## Extracted material
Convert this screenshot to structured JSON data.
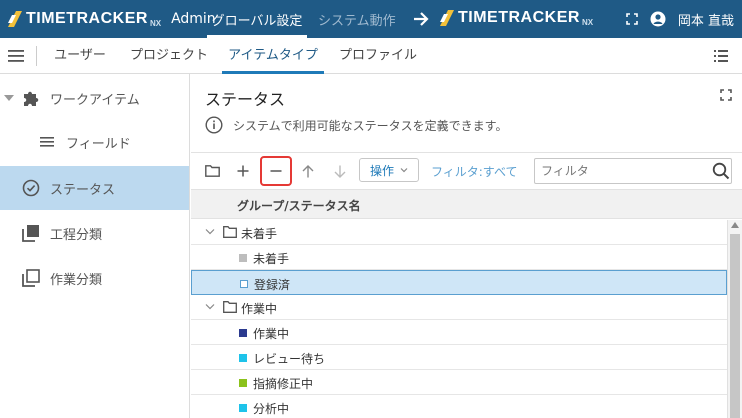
{
  "header": {
    "logo_text": "TIMETRACKER",
    "logo_nx": "NX",
    "admin_label": "Admin",
    "tabs": [
      {
        "label": "グローバル設定",
        "active": true
      },
      {
        "label": "システム動作",
        "active": false
      }
    ],
    "linked_app_logo_text": "TIMETRACKER",
    "linked_app_logo_nx": "NX",
    "user_name": "岡本 直哉"
  },
  "subnav": {
    "tabs": [
      {
        "label": "ユーザー",
        "active": false
      },
      {
        "label": "プロジェクト",
        "active": false
      },
      {
        "label": "アイテムタイプ",
        "active": true
      },
      {
        "label": "プロファイル",
        "active": false
      }
    ]
  },
  "sidebar": {
    "items": [
      {
        "label": "ワークアイテム",
        "icon": "puzzle-icon",
        "expanded": true
      },
      {
        "label": "フィールド",
        "icon": "list-lines-icon"
      },
      {
        "label": "ステータス",
        "icon": "check-circle-icon",
        "active": true
      },
      {
        "label": "工程分類",
        "icon": "stacked-squares-icon"
      },
      {
        "label": "作業分類",
        "icon": "copy-squares-icon"
      }
    ]
  },
  "main": {
    "title": "ステータス",
    "info": "システムで利用可能なステータスを定義できます。",
    "toolbar": {
      "ops_label": "操作",
      "filter_label": "フィルタ:すべて",
      "filter_placeholder": "フィルタ"
    },
    "table": {
      "column_header": "グループ/ステータス名",
      "rows": [
        {
          "type": "group",
          "label": "未着手"
        },
        {
          "type": "status",
          "label": "未着手",
          "color": "#bdbdbd"
        },
        {
          "type": "status",
          "label": "登録済",
          "color": "#ffffff",
          "selected": true
        },
        {
          "type": "group",
          "label": "作業中"
        },
        {
          "type": "status",
          "label": "作業中",
          "color": "#2b3a8f"
        },
        {
          "type": "status",
          "label": "レビュー待ち",
          "color": "#1ec3ea"
        },
        {
          "type": "status",
          "label": "指摘修正中",
          "color": "#8bc21c"
        },
        {
          "type": "status",
          "label": "分析中",
          "color": "#1ec3ea"
        }
      ]
    }
  },
  "colors": {
    "header_bg": "#1f5a86",
    "accent": "#1f7ab8",
    "selection_bg": "#bcd9ef",
    "highlight_border": "#e53935"
  }
}
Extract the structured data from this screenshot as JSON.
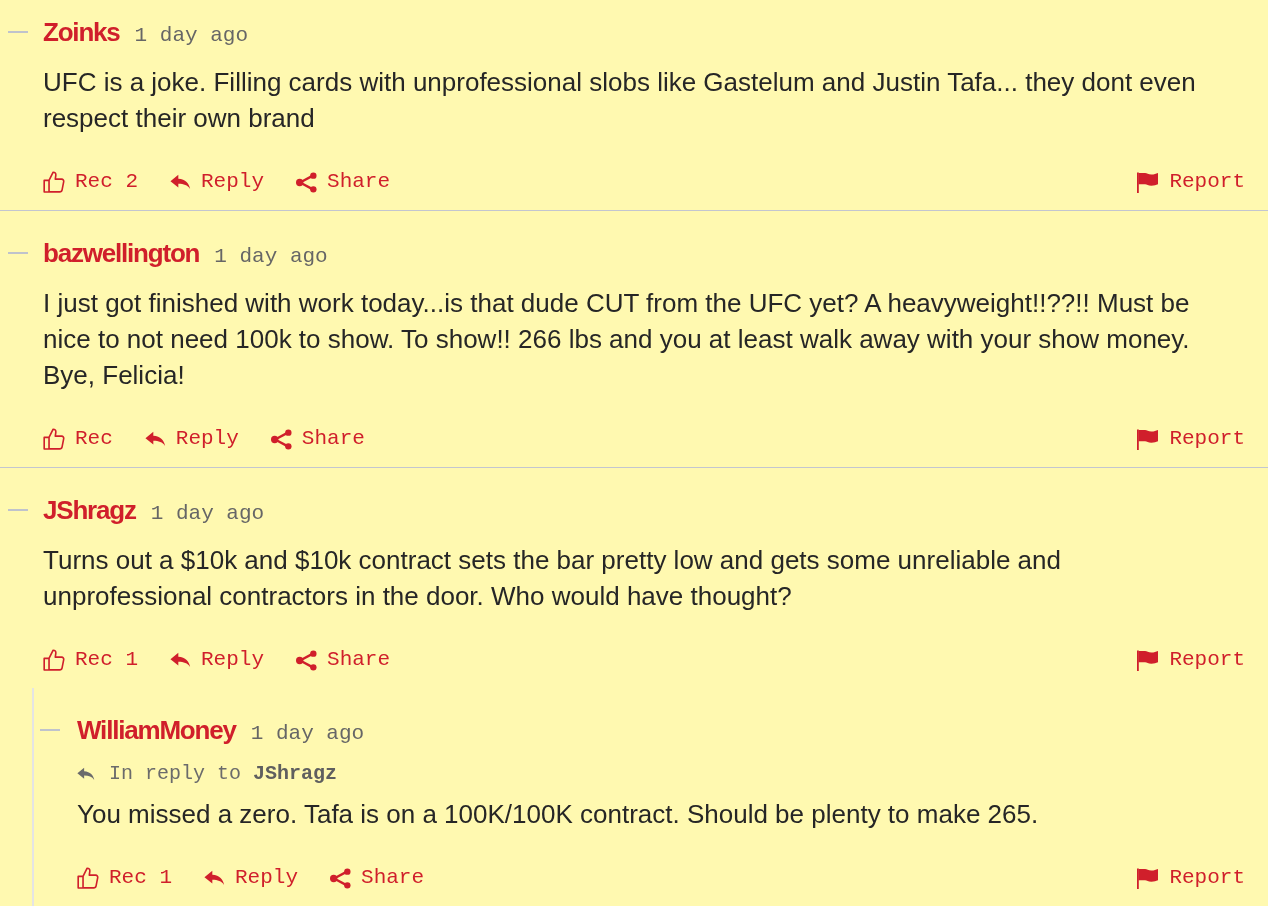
{
  "comments": [
    {
      "author": "Zoinks",
      "time": "1 day ago",
      "body": "UFC is a joke. Filling cards with unprofessional slobs like Gastelum and Justin Tafa... they dont even respect their own brand",
      "actions": {
        "rec": "Rec 2",
        "reply": "Reply",
        "share": "Share",
        "report": "Report"
      }
    },
    {
      "author": "bazwellington",
      "time": "1 day ago",
      "body": "I just got finished with work today...is that dude CUT from the UFC yet? A heavyweight!!??!! Must be nice to not need 100k to show. To show!! 266 lbs and you at least walk away with your show money. Bye, Felicia!",
      "actions": {
        "rec": "Rec",
        "reply": "Reply",
        "share": "Share",
        "report": "Report"
      }
    },
    {
      "author": "JShragz",
      "time": "1 day ago",
      "body": "Turns out a $10k and $10k contract sets the bar pretty low and gets some unreliable and unprofessional contractors in the door. Who would have thought?",
      "actions": {
        "rec": "Rec 1",
        "reply": "Reply",
        "share": "Share",
        "report": "Report"
      },
      "children": [
        {
          "author": "WilliamMoney",
          "time": "1 day ago",
          "in_reply_to": "In reply to **JShragz**",
          "body": "You missed a zero. Tafa is on a 100K/100K contract. Should be plenty to make 265.",
          "actions": {
            "rec": "Rec 1",
            "reply": "Reply",
            "share": "Share",
            "report": "Report"
          }
        }
      ]
    }
  ]
}
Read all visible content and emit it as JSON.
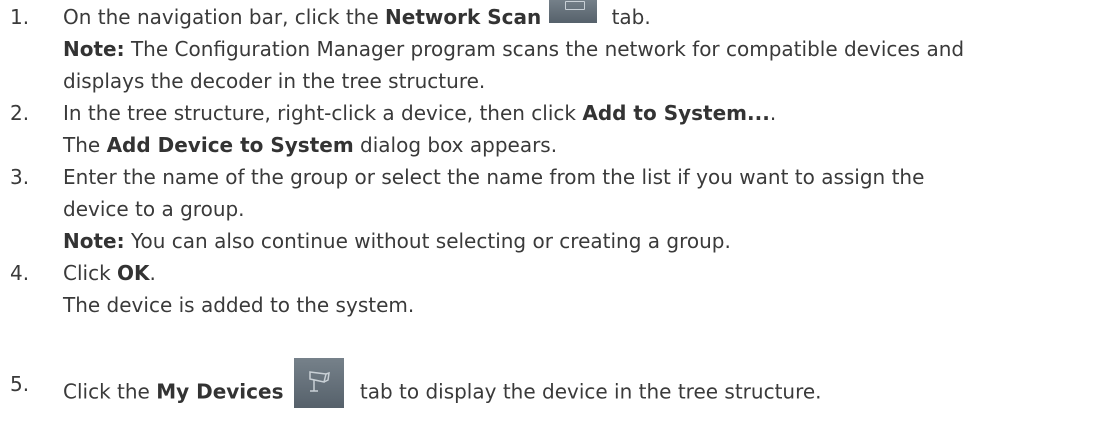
{
  "steps": [
    {
      "num": "1.",
      "line1_pre": "On the navigation bar, click the ",
      "line1_bold": "Network Scan",
      "line1_post": " tab.",
      "note_label": "Note:",
      "note_line1": " The Configuration Manager program scans the network for compatible devices and",
      "note_line2": "displays the decoder in the tree structure."
    },
    {
      "num": "2.",
      "line1_pre": "In the tree structure, right-click a device, then click ",
      "line1_bold": "Add to System...",
      "line1_post": ".",
      "line2_pre": "The ",
      "line2_bold": "Add Device to System",
      "line2_post": " dialog box appears."
    },
    {
      "num": "3.",
      "line1": "Enter the name of the group or select the name from the list if you want to assign the",
      "line2": "device to a group.",
      "note_label": "Note:",
      "note_text": " You can also continue without selecting or creating a group."
    },
    {
      "num": "4.",
      "line1_pre": "Click ",
      "line1_bold": "OK",
      "line1_post": ".",
      "line2": "The device is added to the system."
    },
    {
      "num": "5.",
      "line1_pre": "Click the ",
      "line1_bold": "My Devices",
      "line1_post": " tab to display the device in the tree structure."
    }
  ],
  "icons": {
    "network_scan": "network-scan-tab-icon",
    "my_devices": "my-devices-tab-icon"
  },
  "colors": {
    "text": "#3a3a3a",
    "icon_bg": "#66717b"
  }
}
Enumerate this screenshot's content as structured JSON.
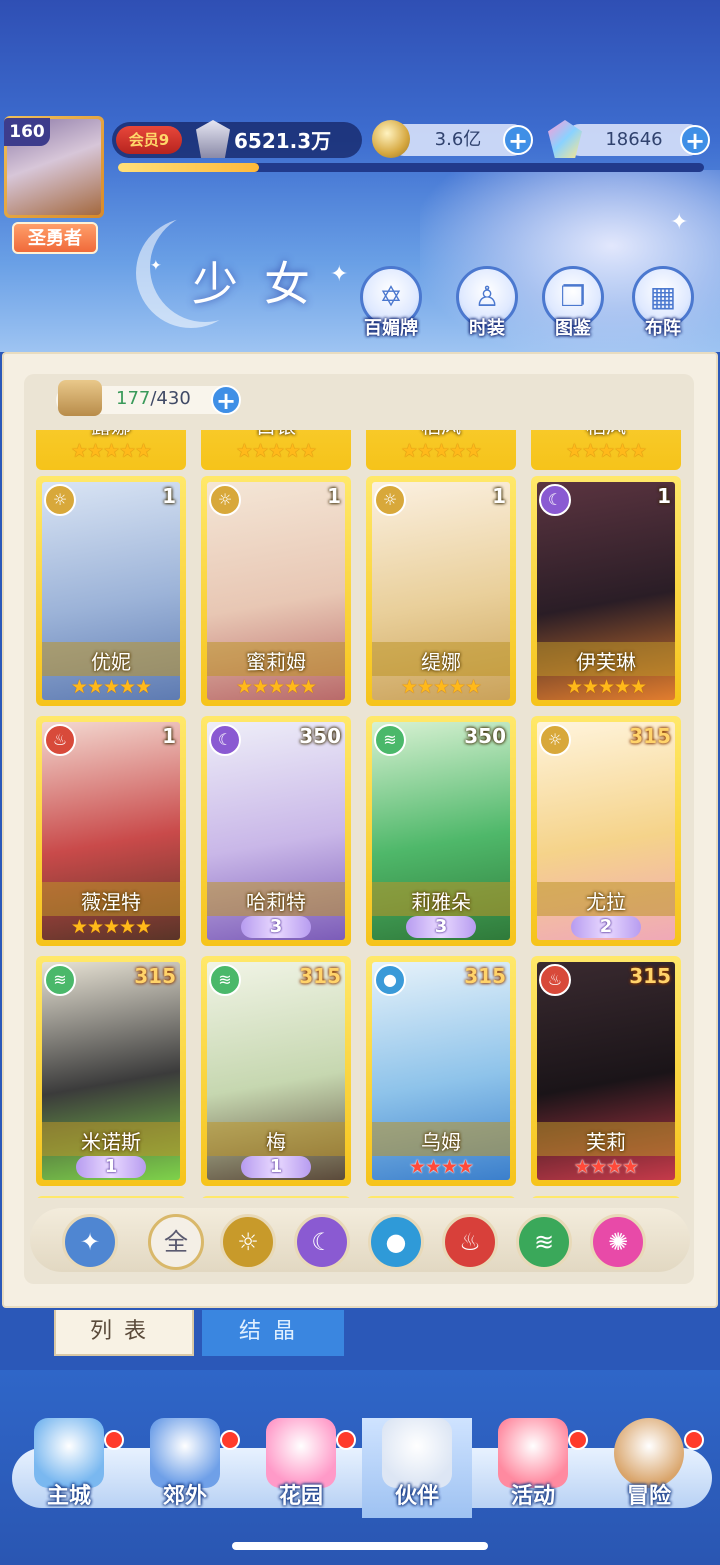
{
  "player": {
    "level": "160",
    "title": "圣勇者",
    "vip": "会员9",
    "power": "6521.3万",
    "exp_fraction": 0.24
  },
  "resources": {
    "gold": "3.6亿",
    "gems": "18646"
  },
  "page_title": "少女",
  "functions": [
    {
      "label": "百媚牌",
      "icon": "card-icon"
    },
    {
      "label": "时装",
      "icon": "costume-icon"
    },
    {
      "label": "图鉴",
      "icon": "book-icon"
    },
    {
      "label": "布阵",
      "icon": "grid-icon"
    }
  ],
  "inventory": {
    "current": "177",
    "max": "/430"
  },
  "partial_row_names": [
    "露娜",
    "白银",
    "稻风",
    "稻风"
  ],
  "cards": [
    {
      "name": "优妮",
      "count": "1",
      "element": "light",
      "rank_type": "stars",
      "rank": 5,
      "art": [
        "#d9e4f4",
        "#9cb3d8",
        "#5e7bb2"
      ]
    },
    {
      "name": "蜜莉姆",
      "count": "1",
      "element": "light",
      "rank_type": "stars",
      "rank": 5,
      "art": [
        "#f4e6d6",
        "#e8c7b4",
        "#b96a6a"
      ]
    },
    {
      "name": "缇娜",
      "count": "1",
      "element": "light",
      "rank_type": "stars",
      "rank": 5,
      "art": [
        "#fbf0e0",
        "#e9cf9a",
        "#caa25a"
      ]
    },
    {
      "name": "伊芙琳",
      "count": "1",
      "element": "moon",
      "rank_type": "stars",
      "rank": 5,
      "art": [
        "#5b3440",
        "#2a1d26",
        "#e27d2e"
      ]
    },
    {
      "name": "薇涅特",
      "count": "1",
      "element": "fire",
      "rank_type": "stars",
      "rank": 5,
      "art": [
        "#f3d8d0",
        "#c94a4a",
        "#5a3428"
      ]
    },
    {
      "name": "哈莉特",
      "count": "350",
      "element": "moon",
      "rank_type": "wing",
      "rank": "3",
      "art": [
        "#eeeef8",
        "#c9b7e8",
        "#7c5cb8"
      ]
    },
    {
      "name": "莉雅朵",
      "count": "350",
      "element": "wind",
      "rank_type": "wing",
      "rank": "3",
      "art": [
        "#d7f1d2",
        "#4fb86a",
        "#2f7a3a"
      ]
    },
    {
      "name": "尤拉",
      "count": "315",
      "element": "light",
      "rank_type": "wing",
      "rank": "2",
      "art": [
        "#fff4dc",
        "#f5d38a",
        "#f0a8b8"
      ]
    },
    {
      "name": "米诺斯",
      "count": "315",
      "element": "wind",
      "rank_type": "wing",
      "rank": "1",
      "art": [
        "#e7e2d4",
        "#3b3b3b",
        "#7ed24a"
      ]
    },
    {
      "name": "梅",
      "count": "315",
      "element": "wind",
      "rank_type": "wing",
      "rank": "1",
      "art": [
        "#f1f4e6",
        "#c6d7b0",
        "#5b4a3a"
      ]
    },
    {
      "name": "乌姆",
      "count": "315",
      "element": "water",
      "rank_type": "red_stars",
      "rank": 4,
      "art": [
        "#e6f2fa",
        "#8ec3ea",
        "#3b7fcc"
      ]
    },
    {
      "name": "芙莉",
      "count": "315",
      "element": "fire",
      "rank_type": "red_stars",
      "rank": 4,
      "art": [
        "#3a2a30",
        "#1a1418",
        "#c63a4a"
      ]
    }
  ],
  "filters": [
    {
      "name": "filter-wing-icon",
      "label": "",
      "color": "#4f86d2"
    },
    {
      "name": "filter-all-button",
      "label": "全",
      "color": "#f4efe6"
    },
    {
      "name": "filter-light-icon",
      "label": "",
      "color": "#c89a2a"
    },
    {
      "name": "filter-moon-icon",
      "label": "",
      "color": "#8a5ad2"
    },
    {
      "name": "filter-water-icon",
      "label": "",
      "color": "#2f9ad8"
    },
    {
      "name": "filter-fire-icon",
      "label": "",
      "color": "#d8403a"
    },
    {
      "name": "filter-wind-icon",
      "label": "",
      "color": "#3aa85a"
    },
    {
      "name": "filter-star-icon",
      "label": "",
      "color": "#e84aa8"
    }
  ],
  "tabs": {
    "list": "列表",
    "crystal": "结晶"
  },
  "nav": [
    {
      "label": "主城",
      "badge": true,
      "active": false
    },
    {
      "label": "郊外",
      "badge": true,
      "active": false
    },
    {
      "label": "花园",
      "badge": true,
      "active": false
    },
    {
      "label": "伙伴",
      "badge": false,
      "active": true
    },
    {
      "label": "活动",
      "badge": true,
      "active": false
    },
    {
      "label": "冒险",
      "badge": true,
      "active": false
    }
  ],
  "colors": {
    "light": "#d8a83a",
    "moon": "#8a5ad2",
    "fire": "#d84a3a",
    "wind": "#4ab86a",
    "water": "#3a9ad8"
  }
}
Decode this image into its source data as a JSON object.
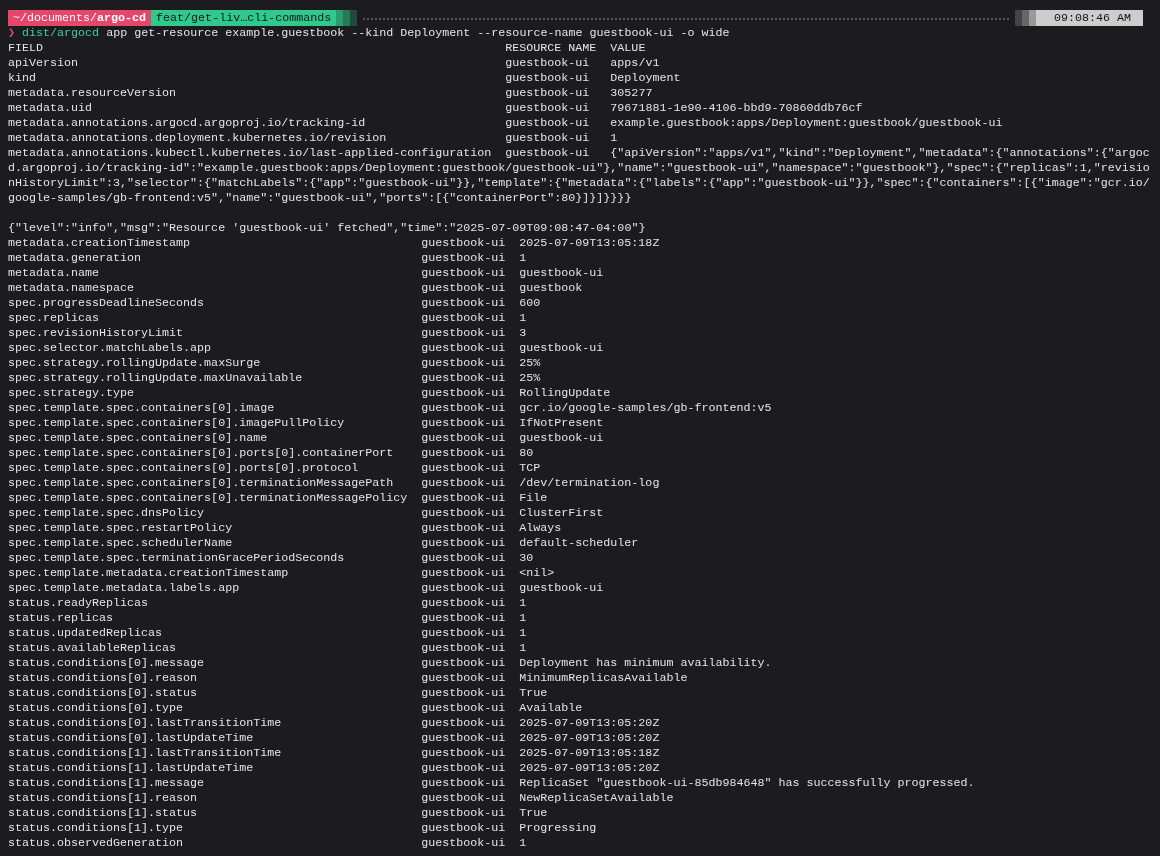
{
  "status_line": {
    "path": "~/documents/**argo-cd**",
    "branch": "feat/get-liv…cli-commands",
    "time": "09:08:46 AM"
  },
  "command": {
    "prompt": "❯",
    "program": "dist/argocd",
    "args": "app get-resource example.guestbook --kind Deployment --resource-name guestbook-ui -o wide"
  },
  "table_1": {
    "columns": [
      "FIELD",
      "RESOURCE NAME",
      "VALUE"
    ],
    "rows": [
      {
        "field": "apiVersion",
        "resource": "guestbook-ui",
        "value": "apps/v1"
      },
      {
        "field": "kind",
        "resource": "guestbook-ui",
        "value": "Deployment"
      },
      {
        "field": "metadata.resourceVersion",
        "resource": "guestbook-ui",
        "value": "305277"
      },
      {
        "field": "metadata.uid",
        "resource": "guestbook-ui",
        "value": "79671881-1e90-4106-bbd9-70860ddb76cf"
      },
      {
        "field": "metadata.annotations.argocd.argoproj.io/tracking-id",
        "resource": "guestbook-ui",
        "value": "example.guestbook:apps/Deployment:guestbook/guestbook-ui"
      },
      {
        "field": "metadata.annotations.deployment.kubernetes.io/revision",
        "resource": "guestbook-ui",
        "value": "1"
      },
      {
        "field": "metadata.annotations.kubectl.kubernetes.io/last-applied-configuration",
        "resource": "guestbook-ui",
        "value": "{\"apiVersion\":\"apps/v1\",\"kind\":\"Deployment\",\"metadata\":{\"annotations\":{\"argocd.argoproj.io/tracking-id\":\"example.guestbook:apps/Deployment:guestbook/guestbook-ui\"},\"name\":\"guestbook-ui\",\"namespace\":\"guestbook\"},\"spec\":{\"replicas\":1,\"revisionHistoryLimit\":3,\"selector\":{\"matchLabels\":{\"app\":\"guestbook-ui\"}},\"template\":{\"metadata\":{\"labels\":{\"app\":\"guestbook-ui\"}},\"spec\":{\"containers\":[{\"image\":\"gcr.io/google-samples/gb-frontend:v5\",\"name\":\"guestbook-ui\",\"ports\":[{\"containerPort\":80}]}]}}}}"
      }
    ]
  },
  "log": "{\"level\":\"info\",\"msg\":\"Resource 'guestbook-ui' fetched\",\"time\":\"2025-07-09T09:08:47-04:00\"}",
  "table_2": {
    "rows": [
      {
        "field": "metadata.creationTimestamp",
        "resource": "guestbook-ui",
        "value": "2025-07-09T13:05:18Z"
      },
      {
        "field": "metadata.generation",
        "resource": "guestbook-ui",
        "value": "1"
      },
      {
        "field": "metadata.name",
        "resource": "guestbook-ui",
        "value": "guestbook-ui"
      },
      {
        "field": "metadata.namespace",
        "resource": "guestbook-ui",
        "value": "guestbook"
      },
      {
        "field": "spec.progressDeadlineSeconds",
        "resource": "guestbook-ui",
        "value": "600"
      },
      {
        "field": "spec.replicas",
        "resource": "guestbook-ui",
        "value": "1"
      },
      {
        "field": "spec.revisionHistoryLimit",
        "resource": "guestbook-ui",
        "value": "3"
      },
      {
        "field": "spec.selector.matchLabels.app",
        "resource": "guestbook-ui",
        "value": "guestbook-ui"
      },
      {
        "field": "spec.strategy.rollingUpdate.maxSurge",
        "resource": "guestbook-ui",
        "value": "25%"
      },
      {
        "field": "spec.strategy.rollingUpdate.maxUnavailable",
        "resource": "guestbook-ui",
        "value": "25%"
      },
      {
        "field": "spec.strategy.type",
        "resource": "guestbook-ui",
        "value": "RollingUpdate"
      },
      {
        "field": "spec.template.spec.containers[0].image",
        "resource": "guestbook-ui",
        "value": "gcr.io/google-samples/gb-frontend:v5"
      },
      {
        "field": "spec.template.spec.containers[0].imagePullPolicy",
        "resource": "guestbook-ui",
        "value": "IfNotPresent"
      },
      {
        "field": "spec.template.spec.containers[0].name",
        "resource": "guestbook-ui",
        "value": "guestbook-ui"
      },
      {
        "field": "spec.template.spec.containers[0].ports[0].containerPort",
        "resource": "guestbook-ui",
        "value": "80"
      },
      {
        "field": "spec.template.spec.containers[0].ports[0].protocol",
        "resource": "guestbook-ui",
        "value": "TCP"
      },
      {
        "field": "spec.template.spec.containers[0].terminationMessagePath",
        "resource": "guestbook-ui",
        "value": "/dev/termination-log"
      },
      {
        "field": "spec.template.spec.containers[0].terminationMessagePolicy",
        "resource": "guestbook-ui",
        "value": "File"
      },
      {
        "field": "spec.template.spec.dnsPolicy",
        "resource": "guestbook-ui",
        "value": "ClusterFirst"
      },
      {
        "field": "spec.template.spec.restartPolicy",
        "resource": "guestbook-ui",
        "value": "Always"
      },
      {
        "field": "spec.template.spec.schedulerName",
        "resource": "guestbook-ui",
        "value": "default-scheduler"
      },
      {
        "field": "spec.template.spec.terminationGracePeriodSeconds",
        "resource": "guestbook-ui",
        "value": "30"
      },
      {
        "field": "spec.template.metadata.creationTimestamp",
        "resource": "guestbook-ui",
        "value": "<nil>"
      },
      {
        "field": "spec.template.metadata.labels.app",
        "resource": "guestbook-ui",
        "value": "guestbook-ui"
      },
      {
        "field": "status.readyReplicas",
        "resource": "guestbook-ui",
        "value": "1"
      },
      {
        "field": "status.replicas",
        "resource": "guestbook-ui",
        "value": "1"
      },
      {
        "field": "status.updatedReplicas",
        "resource": "guestbook-ui",
        "value": "1"
      },
      {
        "field": "status.availableReplicas",
        "resource": "guestbook-ui",
        "value": "1"
      },
      {
        "field": "status.conditions[0].message",
        "resource": "guestbook-ui",
        "value": "Deployment has minimum availability."
      },
      {
        "field": "status.conditions[0].reason",
        "resource": "guestbook-ui",
        "value": "MinimumReplicasAvailable"
      },
      {
        "field": "status.conditions[0].status",
        "resource": "guestbook-ui",
        "value": "True"
      },
      {
        "field": "status.conditions[0].type",
        "resource": "guestbook-ui",
        "value": "Available"
      },
      {
        "field": "status.conditions[0].lastTransitionTime",
        "resource": "guestbook-ui",
        "value": "2025-07-09T13:05:20Z"
      },
      {
        "field": "status.conditions[0].lastUpdateTime",
        "resource": "guestbook-ui",
        "value": "2025-07-09T13:05:20Z"
      },
      {
        "field": "status.conditions[1].lastTransitionTime",
        "resource": "guestbook-ui",
        "value": "2025-07-09T13:05:18Z"
      },
      {
        "field": "status.conditions[1].lastUpdateTime",
        "resource": "guestbook-ui",
        "value": "2025-07-09T13:05:20Z"
      },
      {
        "field": "status.conditions[1].message",
        "resource": "guestbook-ui",
        "value": "ReplicaSet \"guestbook-ui-85db984648\" has successfully progressed."
      },
      {
        "field": "status.conditions[1].reason",
        "resource": "guestbook-ui",
        "value": "NewReplicaSetAvailable"
      },
      {
        "field": "status.conditions[1].status",
        "resource": "guestbook-ui",
        "value": "True"
      },
      {
        "field": "status.conditions[1].type",
        "resource": "guestbook-ui",
        "value": "Progressing"
      },
      {
        "field": "status.observedGeneration",
        "resource": "guestbook-ui",
        "value": "1"
      }
    ]
  }
}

## Objective
Select the lines in this material that hold the word "tree", leaving none out.

## Solution
      "note_line2": "displays the decoder in the tree structure."
      "line1_pre": "In the tree structure, right-click a device, then click ",
      "line1_post": " tab to display the device in the tree structure."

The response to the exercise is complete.